● SHORT TASK:
Repeat the data below exactly, dropping any pictures it holds.

● PROVIDED MATERIAL:
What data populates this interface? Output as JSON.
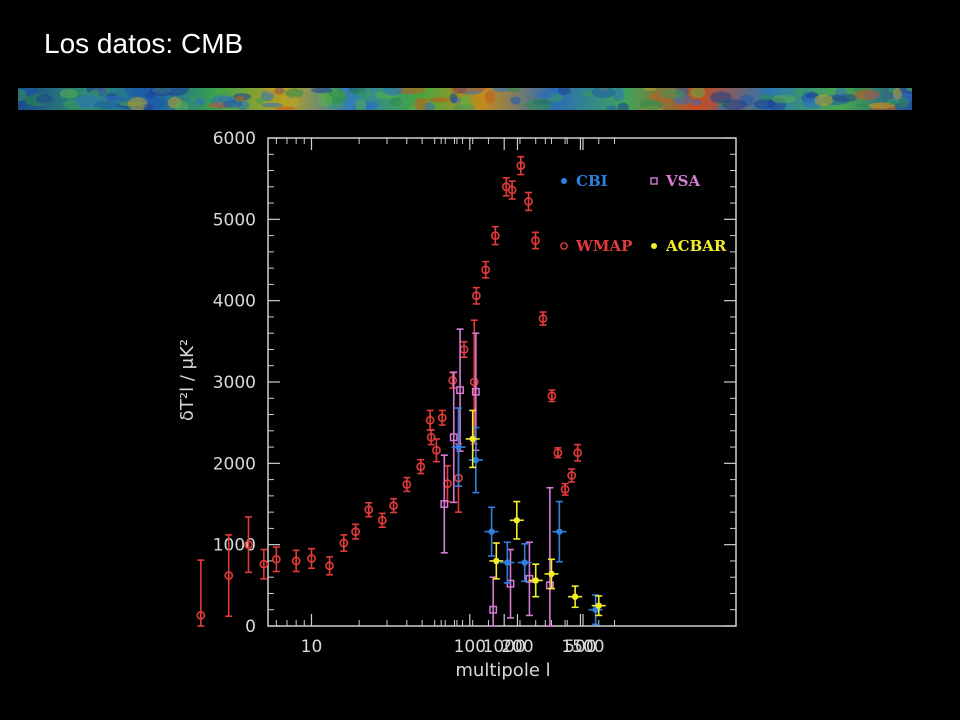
{
  "slide": {
    "title": "Los datos: CMB"
  },
  "strip": {
    "label": "CMB temperature map strip"
  },
  "chart_data": {
    "type": "scatter",
    "title": "",
    "xlabel": "multipole l",
    "ylabel": "δT²l / μK²",
    "x_scale": "mixed log (l < ~500) / linear (l > ~500)",
    "ylim": [
      0,
      6000
    ],
    "x_tick_labels": [
      "10",
      "100",
      "200",
      "500",
      "1000",
      "1500"
    ],
    "x_tick_values": [
      10,
      100,
      200,
      500,
      1000,
      1500
    ],
    "y_tick_labels": [
      "0",
      "1000",
      "2000",
      "3000",
      "4000",
      "5000",
      "6000"
    ],
    "y_tick_values": [
      0,
      1000,
      2000,
      3000,
      4000,
      5000,
      6000
    ],
    "grid": false,
    "legend_position": "top-right",
    "legend": [
      {
        "name": "CBI",
        "color": "#2f7fe0",
        "marker": "dot"
      },
      {
        "name": "VSA",
        "color": "#d77ad6",
        "marker": "open-square"
      },
      {
        "name": "WMAP",
        "color": "#e23b3b",
        "marker": "open-circle"
      },
      {
        "name": "ACBAR",
        "color": "#f2ee2a",
        "marker": "dot"
      }
    ],
    "series": [
      {
        "name": "WMAP",
        "color": "#e23b3b",
        "marker": "open-circle",
        "points": [
          {
            "x": 2,
            "y": 130,
            "err": 680
          },
          {
            "x": 3,
            "y": 620,
            "err": 500
          },
          {
            "x": 4,
            "y": 1000,
            "err": 340
          },
          {
            "x": 5,
            "y": 760,
            "err": 180
          },
          {
            "x": 6,
            "y": 820,
            "err": 150
          },
          {
            "x": 8,
            "y": 800,
            "err": 130
          },
          {
            "x": 10,
            "y": 830,
            "err": 120
          },
          {
            "x": 13,
            "y": 740,
            "err": 110
          },
          {
            "x": 16,
            "y": 1020,
            "err": 100
          },
          {
            "x": 19,
            "y": 1160,
            "err": 90
          },
          {
            "x": 23,
            "y": 1430,
            "err": 85
          },
          {
            "x": 28,
            "y": 1300,
            "err": 85
          },
          {
            "x": 33,
            "y": 1480,
            "err": 85
          },
          {
            "x": 40,
            "y": 1740,
            "err": 85
          },
          {
            "x": 49,
            "y": 1960,
            "err": 85
          },
          {
            "x": 57,
            "y": 2320,
            "err": 90
          },
          {
            "x": 67,
            "y": 2560,
            "err": 90
          },
          {
            "x": 78,
            "y": 3020,
            "err": 95
          },
          {
            "x": 92,
            "y": 3400,
            "err": 95
          },
          {
            "x": 110,
            "y": 4060,
            "err": 100
          },
          {
            "x": 126,
            "y": 4380,
            "err": 100
          },
          {
            "x": 145,
            "y": 4800,
            "err": 110
          },
          {
            "x": 170,
            "y": 5400,
            "err": 110
          },
          {
            "x": 185,
            "y": 5360,
            "err": 110
          },
          {
            "x": 210,
            "y": 5660,
            "err": 110
          },
          {
            "x": 235,
            "y": 5220,
            "err": 110
          },
          {
            "x": 260,
            "y": 4740,
            "err": 100
          },
          {
            "x": 290,
            "y": 3780,
            "err": 80
          },
          {
            "x": 330,
            "y": 2830,
            "err": 70
          },
          {
            "x": 360,
            "y": 2130,
            "err": 60
          },
          {
            "x": 400,
            "y": 1680,
            "err": 70
          },
          {
            "x": 440,
            "y": 1850,
            "err": 80
          },
          {
            "x": 480,
            "y": 2130,
            "err": 100
          },
          {
            "x": 530,
            "y": 2530,
            "err": 120
          },
          {
            "x": 570,
            "y": 2160,
            "err": 140
          },
          {
            "x": 640,
            "y": 1750,
            "err": 220
          },
          {
            "x": 710,
            "y": 1820,
            "err": 420
          },
          {
            "x": 810,
            "y": 3000,
            "err": 760
          }
        ]
      },
      {
        "name": "VSA",
        "color": "#d77ad6",
        "marker": "open-square",
        "points": [
          {
            "x": 620,
            "y": 1500,
            "err": 600
          },
          {
            "x": 680,
            "y": 2320,
            "err": 800
          },
          {
            "x": 720,
            "y": 2900,
            "err": 750
          },
          {
            "x": 820,
            "y": 2880,
            "err": 720
          },
          {
            "x": 930,
            "y": 200,
            "err": 400
          },
          {
            "x": 1040,
            "y": 520,
            "err": 420
          },
          {
            "x": 1160,
            "y": 580,
            "err": 450
          },
          {
            "x": 1290,
            "y": 500,
            "err": 1200
          }
        ]
      },
      {
        "name": "CBI",
        "color": "#2f7fe0",
        "marker": "dot",
        "points": [
          {
            "x": 710,
            "y": 2200,
            "err": 480
          },
          {
            "x": 820,
            "y": 2040,
            "err": 400
          },
          {
            "x": 920,
            "y": 1160,
            "err": 300
          },
          {
            "x": 1020,
            "y": 780,
            "err": 250
          },
          {
            "x": 1130,
            "y": 780,
            "err": 230
          },
          {
            "x": 1350,
            "y": 1160,
            "err": 370
          },
          {
            "x": 1580,
            "y": 200,
            "err": 180
          }
        ]
      },
      {
        "name": "ACBAR",
        "color": "#f2ee2a",
        "marker": "dot",
        "points": [
          {
            "x": 800,
            "y": 2300,
            "err": 350
          },
          {
            "x": 950,
            "y": 800,
            "err": 220
          },
          {
            "x": 1080,
            "y": 1300,
            "err": 230
          },
          {
            "x": 1200,
            "y": 560,
            "err": 200
          },
          {
            "x": 1300,
            "y": 640,
            "err": 180
          },
          {
            "x": 1450,
            "y": 360,
            "err": 130
          },
          {
            "x": 1600,
            "y": 250,
            "err": 120
          }
        ]
      }
    ]
  }
}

● EXERCISE ANSWER:
What data populates this interface? Output as JSON.
{
  "slide": {
    "title": "Los datos: CMB"
  },
  "strip": {
    "label": "CMB temperature map strip"
  },
  "chart_data": {
    "type": "scatter",
    "title": "",
    "xlabel": "multipole l",
    "ylabel": "δT²l / μK²",
    "x_scale": "mixed log (l < ~500) / linear (l > ~500)",
    "ylim": [
      0,
      6000
    ],
    "x_tick_labels": [
      "10",
      "100",
      "200",
      "500",
      "1000",
      "1500"
    ],
    "x_tick_values": [
      10,
      100,
      200,
      500,
      1000,
      1500
    ],
    "y_tick_labels": [
      "0",
      "1000",
      "2000",
      "3000",
      "4000",
      "5000",
      "6000"
    ],
    "y_tick_values": [
      0,
      1000,
      2000,
      3000,
      4000,
      5000,
      6000
    ],
    "grid": false,
    "legend_position": "top-right",
    "legend": [
      {
        "name": "CBI",
        "color": "#2f7fe0",
        "marker": "dot"
      },
      {
        "name": "VSA",
        "color": "#d77ad6",
        "marker": "open-square"
      },
      {
        "name": "WMAP",
        "color": "#e23b3b",
        "marker": "open-circle"
      },
      {
        "name": "ACBAR",
        "color": "#f2ee2a",
        "marker": "dot"
      }
    ],
    "series": [
      {
        "name": "WMAP",
        "color": "#e23b3b",
        "marker": "open-circle",
        "points": [
          {
            "x": 2,
            "y": 130,
            "err": 680
          },
          {
            "x": 3,
            "y": 620,
            "err": 500
          },
          {
            "x": 4,
            "y": 1000,
            "err": 340
          },
          {
            "x": 5,
            "y": 760,
            "err": 180
          },
          {
            "x": 6,
            "y": 820,
            "err": 150
          },
          {
            "x": 8,
            "y": 800,
            "err": 130
          },
          {
            "x": 10,
            "y": 830,
            "err": 120
          },
          {
            "x": 13,
            "y": 740,
            "err": 110
          },
          {
            "x": 16,
            "y": 1020,
            "err": 100
          },
          {
            "x": 19,
            "y": 1160,
            "err": 90
          },
          {
            "x": 23,
            "y": 1430,
            "err": 85
          },
          {
            "x": 28,
            "y": 1300,
            "err": 85
          },
          {
            "x": 33,
            "y": 1480,
            "err": 85
          },
          {
            "x": 40,
            "y": 1740,
            "err": 85
          },
          {
            "x": 49,
            "y": 1960,
            "err": 85
          },
          {
            "x": 57,
            "y": 2320,
            "err": 90
          },
          {
            "x": 67,
            "y": 2560,
            "err": 90
          },
          {
            "x": 78,
            "y": 3020,
            "err": 95
          },
          {
            "x": 92,
            "y": 3400,
            "err": 95
          },
          {
            "x": 110,
            "y": 4060,
            "err": 100
          },
          {
            "x": 126,
            "y": 4380,
            "err": 100
          },
          {
            "x": 145,
            "y": 4800,
            "err": 110
          },
          {
            "x": 170,
            "y": 5400,
            "err": 110
          },
          {
            "x": 185,
            "y": 5360,
            "err": 110
          },
          {
            "x": 210,
            "y": 5660,
            "err": 110
          },
          {
            "x": 235,
            "y": 5220,
            "err": 110
          },
          {
            "x": 260,
            "y": 4740,
            "err": 100
          },
          {
            "x": 290,
            "y": 3780,
            "err": 80
          },
          {
            "x": 330,
            "y": 2830,
            "err": 70
          },
          {
            "x": 360,
            "y": 2130,
            "err": 60
          },
          {
            "x": 400,
            "y": 1680,
            "err": 70
          },
          {
            "x": 440,
            "y": 1850,
            "err": 80
          },
          {
            "x": 480,
            "y": 2130,
            "err": 100
          },
          {
            "x": 530,
            "y": 2530,
            "err": 120
          },
          {
            "x": 570,
            "y": 2160,
            "err": 140
          },
          {
            "x": 640,
            "y": 1750,
            "err": 220
          },
          {
            "x": 710,
            "y": 1820,
            "err": 420
          },
          {
            "x": 810,
            "y": 3000,
            "err": 760
          }
        ]
      },
      {
        "name": "VSA",
        "color": "#d77ad6",
        "marker": "open-square",
        "points": [
          {
            "x": 620,
            "y": 1500,
            "err": 600
          },
          {
            "x": 680,
            "y": 2320,
            "err": 800
          },
          {
            "x": 720,
            "y": 2900,
            "err": 750
          },
          {
            "x": 820,
            "y": 2880,
            "err": 720
          },
          {
            "x": 930,
            "y": 200,
            "err": 400
          },
          {
            "x": 1040,
            "y": 520,
            "err": 420
          },
          {
            "x": 1160,
            "y": 580,
            "err": 450
          },
          {
            "x": 1290,
            "y": 500,
            "err": 1200
          }
        ]
      },
      {
        "name": "CBI",
        "color": "#2f7fe0",
        "marker": "dot",
        "points": [
          {
            "x": 710,
            "y": 2200,
            "err": 480
          },
          {
            "x": 820,
            "y": 2040,
            "err": 400
          },
          {
            "x": 920,
            "y": 1160,
            "err": 300
          },
          {
            "x": 1020,
            "y": 780,
            "err": 250
          },
          {
            "x": 1130,
            "y": 780,
            "err": 230
          },
          {
            "x": 1350,
            "y": 1160,
            "err": 370
          },
          {
            "x": 1580,
            "y": 200,
            "err": 180
          }
        ]
      },
      {
        "name": "ACBAR",
        "color": "#f2ee2a",
        "marker": "dot",
        "points": [
          {
            "x": 800,
            "y": 2300,
            "err": 350
          },
          {
            "x": 950,
            "y": 800,
            "err": 220
          },
          {
            "x": 1080,
            "y": 1300,
            "err": 230
          },
          {
            "x": 1200,
            "y": 560,
            "err": 200
          },
          {
            "x": 1300,
            "y": 640,
            "err": 180
          },
          {
            "x": 1450,
            "y": 360,
            "err": 130
          },
          {
            "x": 1600,
            "y": 250,
            "err": 120
          }
        ]
      }
    ]
  }
}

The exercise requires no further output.